In this exercise, return only the lines that run from the line with "Output the text content of this document." to the end of the entries below, both included. Pictures are not copied.

━━━━━━━━━━━━━━━━

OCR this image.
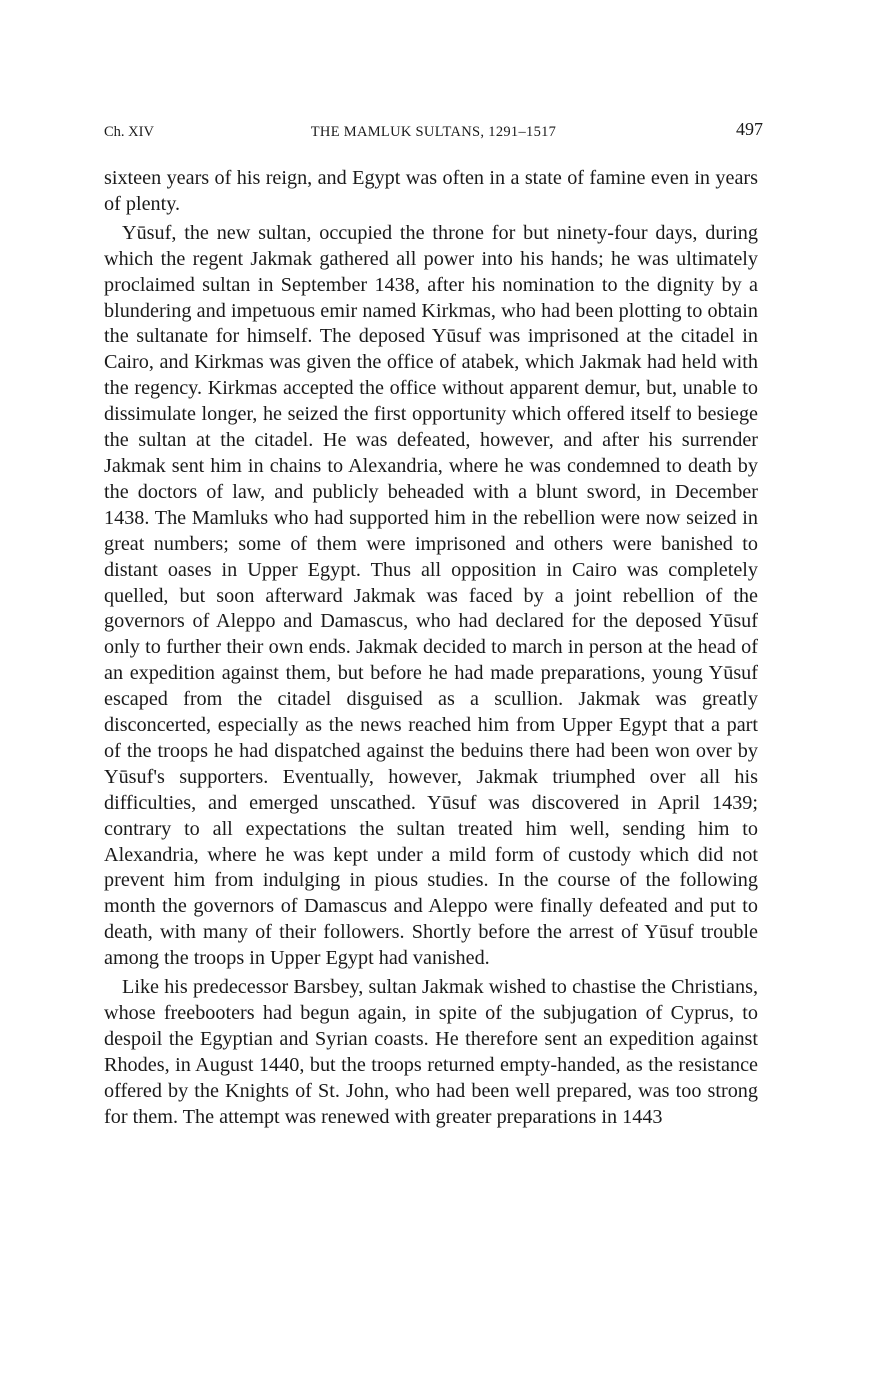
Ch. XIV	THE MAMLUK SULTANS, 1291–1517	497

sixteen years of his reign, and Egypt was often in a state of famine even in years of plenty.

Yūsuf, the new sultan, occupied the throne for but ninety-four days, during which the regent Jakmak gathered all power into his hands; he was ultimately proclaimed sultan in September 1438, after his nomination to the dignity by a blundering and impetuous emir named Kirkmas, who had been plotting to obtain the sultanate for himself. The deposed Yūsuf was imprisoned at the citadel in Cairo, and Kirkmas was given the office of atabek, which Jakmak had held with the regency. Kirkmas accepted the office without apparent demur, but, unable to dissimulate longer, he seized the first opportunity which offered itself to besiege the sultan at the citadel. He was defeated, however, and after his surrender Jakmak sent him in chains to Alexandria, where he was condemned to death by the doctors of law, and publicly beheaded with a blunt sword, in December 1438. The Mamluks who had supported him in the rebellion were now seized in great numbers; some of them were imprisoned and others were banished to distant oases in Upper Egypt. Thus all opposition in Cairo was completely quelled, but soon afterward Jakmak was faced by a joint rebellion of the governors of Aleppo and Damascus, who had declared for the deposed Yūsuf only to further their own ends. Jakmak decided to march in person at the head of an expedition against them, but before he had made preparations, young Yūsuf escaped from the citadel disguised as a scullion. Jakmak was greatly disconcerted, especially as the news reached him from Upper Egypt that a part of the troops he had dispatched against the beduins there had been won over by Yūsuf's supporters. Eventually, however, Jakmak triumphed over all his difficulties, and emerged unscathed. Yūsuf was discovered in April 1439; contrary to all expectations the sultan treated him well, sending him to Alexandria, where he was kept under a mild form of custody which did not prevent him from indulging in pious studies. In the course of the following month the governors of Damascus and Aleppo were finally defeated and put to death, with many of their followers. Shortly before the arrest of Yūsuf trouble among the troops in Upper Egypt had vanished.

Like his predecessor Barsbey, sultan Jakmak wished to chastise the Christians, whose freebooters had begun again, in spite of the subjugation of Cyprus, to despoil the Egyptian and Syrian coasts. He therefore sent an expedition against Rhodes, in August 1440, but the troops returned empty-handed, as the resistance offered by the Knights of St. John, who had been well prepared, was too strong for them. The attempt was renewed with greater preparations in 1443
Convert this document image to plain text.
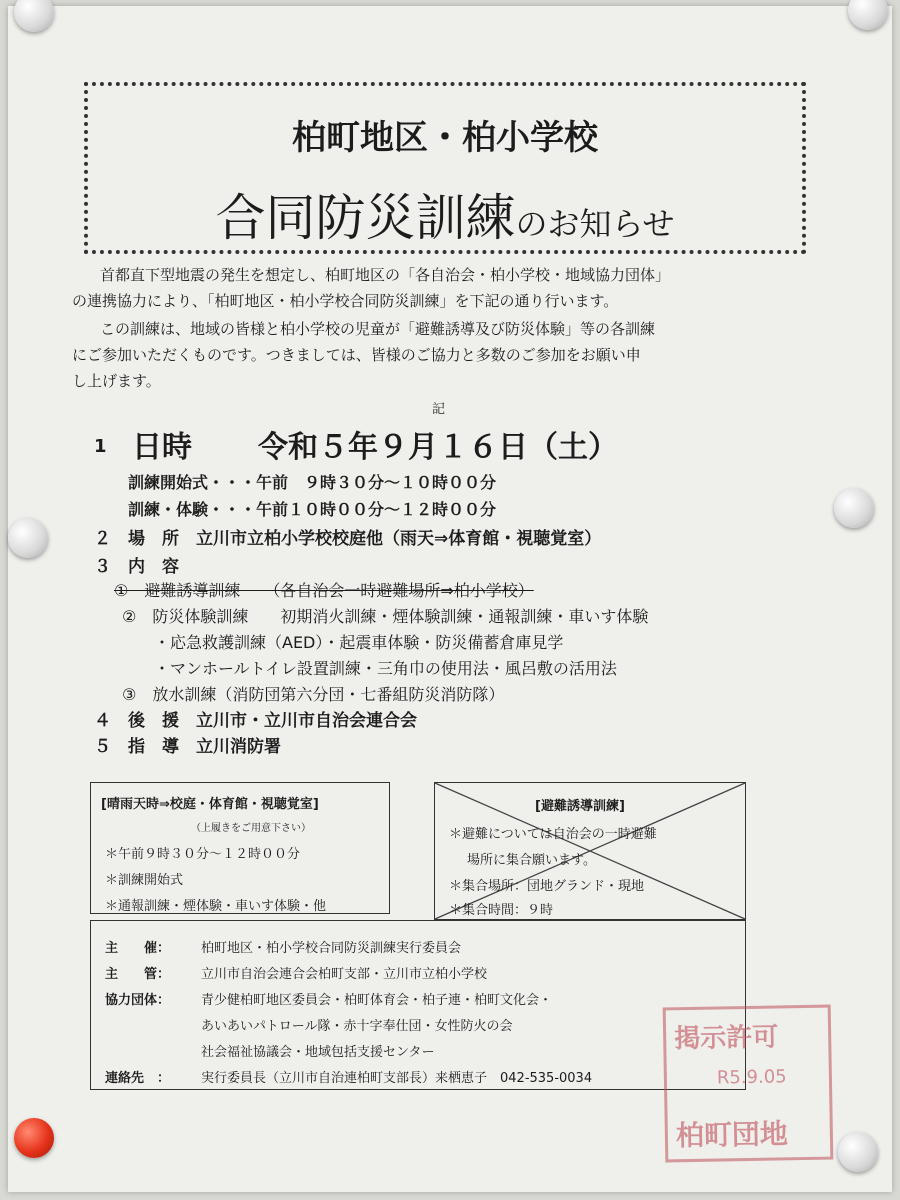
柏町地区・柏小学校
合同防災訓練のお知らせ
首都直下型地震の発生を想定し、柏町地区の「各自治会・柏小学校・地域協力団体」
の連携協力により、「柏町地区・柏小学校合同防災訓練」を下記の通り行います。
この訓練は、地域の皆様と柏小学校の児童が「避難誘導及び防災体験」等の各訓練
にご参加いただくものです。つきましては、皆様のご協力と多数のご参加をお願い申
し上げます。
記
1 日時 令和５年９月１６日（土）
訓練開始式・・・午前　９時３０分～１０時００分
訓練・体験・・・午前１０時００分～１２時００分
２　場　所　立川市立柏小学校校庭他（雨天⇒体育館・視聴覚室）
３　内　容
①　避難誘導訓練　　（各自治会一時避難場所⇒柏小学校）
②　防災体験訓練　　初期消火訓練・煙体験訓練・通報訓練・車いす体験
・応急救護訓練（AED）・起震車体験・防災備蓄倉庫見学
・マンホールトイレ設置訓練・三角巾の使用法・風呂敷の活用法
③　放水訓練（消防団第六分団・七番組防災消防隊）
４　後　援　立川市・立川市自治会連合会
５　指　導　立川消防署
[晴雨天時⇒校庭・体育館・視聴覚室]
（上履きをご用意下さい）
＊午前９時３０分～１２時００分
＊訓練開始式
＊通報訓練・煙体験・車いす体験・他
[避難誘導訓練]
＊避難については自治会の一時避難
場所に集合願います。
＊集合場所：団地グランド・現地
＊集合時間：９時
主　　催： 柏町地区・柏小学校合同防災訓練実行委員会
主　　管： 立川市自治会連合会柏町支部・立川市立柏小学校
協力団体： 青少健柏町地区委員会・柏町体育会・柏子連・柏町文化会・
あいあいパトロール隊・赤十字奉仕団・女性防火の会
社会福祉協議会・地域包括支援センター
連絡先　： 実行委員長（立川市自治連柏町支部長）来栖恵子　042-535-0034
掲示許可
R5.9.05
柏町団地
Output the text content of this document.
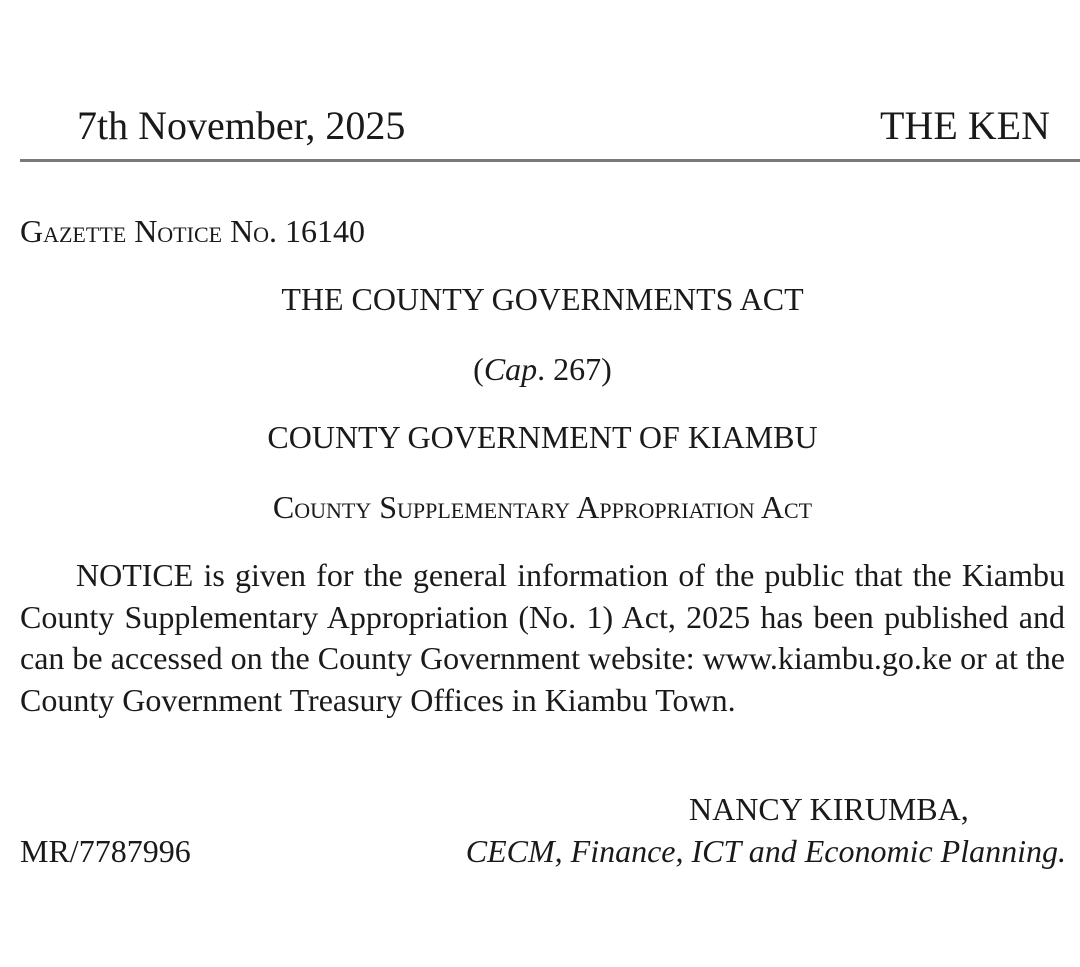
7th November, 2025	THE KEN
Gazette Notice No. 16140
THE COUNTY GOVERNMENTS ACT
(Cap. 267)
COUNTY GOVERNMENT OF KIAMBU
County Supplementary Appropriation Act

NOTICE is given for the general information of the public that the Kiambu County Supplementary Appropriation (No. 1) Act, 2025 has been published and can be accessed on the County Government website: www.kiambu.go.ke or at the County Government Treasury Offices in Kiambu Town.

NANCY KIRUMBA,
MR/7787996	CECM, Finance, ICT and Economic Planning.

━━━━━━━━━━━━━━━━

● ANSWER FOR THIS EXERCISE
Output the text content of this document.
7th November, 2025	THE KEN
Gazette Notice No. 16140
THE COUNTY GOVERNMENTS ACT
(Cap. 267)
COUNTY GOVERNMENT OF KIAMBU
County Supplementary Appropriation Act

NOTICE is given for the general information of the public that the Kiambu County Supplementary Appropriation (No. 1) Act, 2025 has been published and can be accessed on the County Government website: www.kiambu.go.ke or at the County Government Treasury Offices in Kiambu Town.

NANCY KIRUMBA,
MR/7787996	CECM, Finance, ICT and Economic Planning.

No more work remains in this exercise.